● **EXERCISE DESCRIPTION**: Each record that follows must be printed exactly as given.
+++ RECORDS FOR THIS TASK
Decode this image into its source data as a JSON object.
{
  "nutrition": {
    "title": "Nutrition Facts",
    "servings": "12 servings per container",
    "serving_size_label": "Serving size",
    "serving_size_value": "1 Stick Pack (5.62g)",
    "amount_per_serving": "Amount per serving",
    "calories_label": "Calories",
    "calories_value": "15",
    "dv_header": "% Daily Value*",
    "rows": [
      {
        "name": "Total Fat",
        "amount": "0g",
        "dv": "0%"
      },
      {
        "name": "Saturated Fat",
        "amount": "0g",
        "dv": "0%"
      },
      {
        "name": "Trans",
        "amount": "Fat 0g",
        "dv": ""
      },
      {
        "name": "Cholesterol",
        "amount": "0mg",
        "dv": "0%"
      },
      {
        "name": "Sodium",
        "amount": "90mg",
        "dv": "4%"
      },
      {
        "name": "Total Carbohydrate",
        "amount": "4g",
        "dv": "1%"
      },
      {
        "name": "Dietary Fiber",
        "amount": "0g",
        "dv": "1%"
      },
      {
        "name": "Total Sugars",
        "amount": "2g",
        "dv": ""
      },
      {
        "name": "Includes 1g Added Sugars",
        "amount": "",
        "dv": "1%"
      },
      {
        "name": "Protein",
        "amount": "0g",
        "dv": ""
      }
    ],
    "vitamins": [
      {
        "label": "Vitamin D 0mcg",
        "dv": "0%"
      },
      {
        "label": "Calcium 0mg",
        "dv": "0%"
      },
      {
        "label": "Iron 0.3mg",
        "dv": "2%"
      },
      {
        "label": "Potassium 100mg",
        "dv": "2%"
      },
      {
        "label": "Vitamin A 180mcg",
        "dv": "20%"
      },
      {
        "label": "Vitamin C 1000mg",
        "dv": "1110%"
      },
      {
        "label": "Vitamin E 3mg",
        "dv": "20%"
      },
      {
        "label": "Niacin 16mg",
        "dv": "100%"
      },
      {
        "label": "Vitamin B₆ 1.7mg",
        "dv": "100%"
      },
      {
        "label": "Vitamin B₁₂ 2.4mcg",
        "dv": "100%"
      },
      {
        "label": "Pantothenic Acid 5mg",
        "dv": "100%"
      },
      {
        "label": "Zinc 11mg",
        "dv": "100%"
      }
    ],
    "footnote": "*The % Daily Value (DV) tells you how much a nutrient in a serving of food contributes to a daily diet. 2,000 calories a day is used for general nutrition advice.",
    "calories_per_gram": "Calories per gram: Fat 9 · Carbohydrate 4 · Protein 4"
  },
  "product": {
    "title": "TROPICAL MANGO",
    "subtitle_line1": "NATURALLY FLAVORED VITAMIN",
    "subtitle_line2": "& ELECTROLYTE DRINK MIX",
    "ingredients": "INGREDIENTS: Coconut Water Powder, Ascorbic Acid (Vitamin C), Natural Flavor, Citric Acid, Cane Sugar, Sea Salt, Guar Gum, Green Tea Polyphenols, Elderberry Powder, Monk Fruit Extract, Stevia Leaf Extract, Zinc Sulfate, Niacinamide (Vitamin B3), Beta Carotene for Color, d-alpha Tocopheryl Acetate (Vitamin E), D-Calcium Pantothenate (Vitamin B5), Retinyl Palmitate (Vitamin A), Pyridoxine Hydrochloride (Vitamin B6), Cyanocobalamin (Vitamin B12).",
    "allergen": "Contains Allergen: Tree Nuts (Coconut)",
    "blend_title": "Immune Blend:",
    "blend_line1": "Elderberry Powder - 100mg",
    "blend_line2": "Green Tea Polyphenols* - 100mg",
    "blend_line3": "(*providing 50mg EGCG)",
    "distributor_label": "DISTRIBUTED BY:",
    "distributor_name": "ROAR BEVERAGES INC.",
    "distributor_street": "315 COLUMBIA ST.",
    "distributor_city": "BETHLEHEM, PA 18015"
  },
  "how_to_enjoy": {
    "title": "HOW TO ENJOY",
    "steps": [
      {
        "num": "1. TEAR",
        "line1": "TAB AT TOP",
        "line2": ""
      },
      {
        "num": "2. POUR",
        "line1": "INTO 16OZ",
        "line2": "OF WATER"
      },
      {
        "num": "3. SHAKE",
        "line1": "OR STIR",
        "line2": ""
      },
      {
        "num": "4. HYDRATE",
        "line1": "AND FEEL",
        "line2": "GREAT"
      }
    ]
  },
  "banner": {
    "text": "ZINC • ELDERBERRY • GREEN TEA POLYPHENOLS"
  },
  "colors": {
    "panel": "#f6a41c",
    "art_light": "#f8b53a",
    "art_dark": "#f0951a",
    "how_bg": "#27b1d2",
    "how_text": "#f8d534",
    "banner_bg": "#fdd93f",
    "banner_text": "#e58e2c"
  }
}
++++++
● **RESPONSE TO THIS TASK**:
Decode this image into its source data as a JSON object.
{
  "nutrition": {
    "title": "Nutrition Facts",
    "servings": "12 servings per container",
    "serving_size_label": "Serving size",
    "serving_size_value": "1 Stick Pack (5.62g)",
    "amount_per_serving": "Amount per serving",
    "calories_label": "Calories",
    "calories_value": "15",
    "dv_header": "% Daily Value*",
    "rows": [
      {
        "name": "Total Fat",
        "amount": "0g",
        "dv": "0%"
      },
      {
        "name": "Saturated Fat",
        "amount": "0g",
        "dv": "0%"
      },
      {
        "name": "Trans",
        "amount": "Fat 0g",
        "dv": ""
      },
      {
        "name": "Cholesterol",
        "amount": "0mg",
        "dv": "0%"
      },
      {
        "name": "Sodium",
        "amount": "90mg",
        "dv": "4%"
      },
      {
        "name": "Total Carbohydrate",
        "amount": "4g",
        "dv": "1%"
      },
      {
        "name": "Dietary Fiber",
        "amount": "0g",
        "dv": "1%"
      },
      {
        "name": "Total Sugars",
        "amount": "2g",
        "dv": ""
      },
      {
        "name": "Includes 1g Added Sugars",
        "amount": "",
        "dv": "1%"
      },
      {
        "name": "Protein",
        "amount": "0g",
        "dv": ""
      }
    ],
    "vitamins": [
      {
        "label": "Vitamin D 0mcg",
        "dv": "0%"
      },
      {
        "label": "Calcium 0mg",
        "dv": "0%"
      },
      {
        "label": "Iron 0.3mg",
        "dv": "2%"
      },
      {
        "label": "Potassium 100mg",
        "dv": "2%"
      },
      {
        "label": "Vitamin A 180mcg",
        "dv": "20%"
      },
      {
        "label": "Vitamin C 1000mg",
        "dv": "1110%"
      },
      {
        "label": "Vitamin E 3mg",
        "dv": "20%"
      },
      {
        "label": "Niacin 16mg",
        "dv": "100%"
      },
      {
        "label": "Vitamin B₆ 1.7mg",
        "dv": "100%"
      },
      {
        "label": "Vitamin B₁₂ 2.4mcg",
        "dv": "100%"
      },
      {
        "label": "Pantothenic Acid 5mg",
        "dv": "100%"
      },
      {
        "label": "Zinc 11mg",
        "dv": "100%"
      }
    ],
    "footnote": "*The % Daily Value (DV) tells you how much a nutrient in a serving of food contributes to a daily diet. 2,000 calories a day is used for general nutrition advice.",
    "calories_per_gram": "Calories per gram: Fat 9 · Carbohydrate 4 · Protein 4"
  },
  "product": {
    "title": "TROPICAL MANGO",
    "subtitle_line1": "NATURALLY FLAVORED VITAMIN",
    "subtitle_line2": "& ELECTROLYTE DRINK MIX",
    "ingredients": "INGREDIENTS: Coconut Water Powder, Ascorbic Acid (Vitamin C), Natural Flavor, Citric Acid, Cane Sugar, Sea Salt, Guar Gum, Green Tea Polyphenols, Elderberry Powder, Monk Fruit Extract, Stevia Leaf Extract, Zinc Sulfate, Niacinamide (Vitamin B3), Beta Carotene for Color, d-alpha Tocopheryl Acetate (Vitamin E), D-Calcium Pantothenate (Vitamin B5), Retinyl Palmitate (Vitamin A), Pyridoxine Hydrochloride (Vitamin B6), Cyanocobalamin (Vitamin B12).",
    "allergen": "Contains Allergen: Tree Nuts (Coconut)",
    "blend_title": "Immune Blend:",
    "blend_line1": "Elderberry Powder - 100mg",
    "blend_line2": "Green Tea Polyphenols* - 100mg",
    "blend_line3": "(*providing 50mg EGCG)",
    "distributor_label": "DISTRIBUTED BY:",
    "distributor_name": "ROAR BEVERAGES INC.",
    "distributor_street": "315 COLUMBIA ST.",
    "distributor_city": "BETHLEHEM, PA 18015"
  },
  "how_to_enjoy": {
    "title": "HOW TO ENJOY",
    "steps": [
      {
        "num": "1. TEAR",
        "line1": "TAB AT TOP",
        "line2": ""
      },
      {
        "num": "2. POUR",
        "line1": "INTO 16OZ",
        "line2": "OF WATER"
      },
      {
        "num": "3. SHAKE",
        "line1": "OR STIR",
        "line2": ""
      },
      {
        "num": "4. HYDRATE",
        "line1": "AND FEEL",
        "line2": "GREAT"
      }
    ]
  },
  "banner": {
    "text": "ZINC • ELDERBERRY • GREEN TEA POLYPHENOLS"
  },
  "colors": {
    "panel": "#f6a41c",
    "art_light": "#f8b53a",
    "art_dark": "#f0951a",
    "how_bg": "#27b1d2",
    "how_text": "#f8d534",
    "banner_bg": "#fdd93f",
    "banner_text": "#e58e2c"
  }
}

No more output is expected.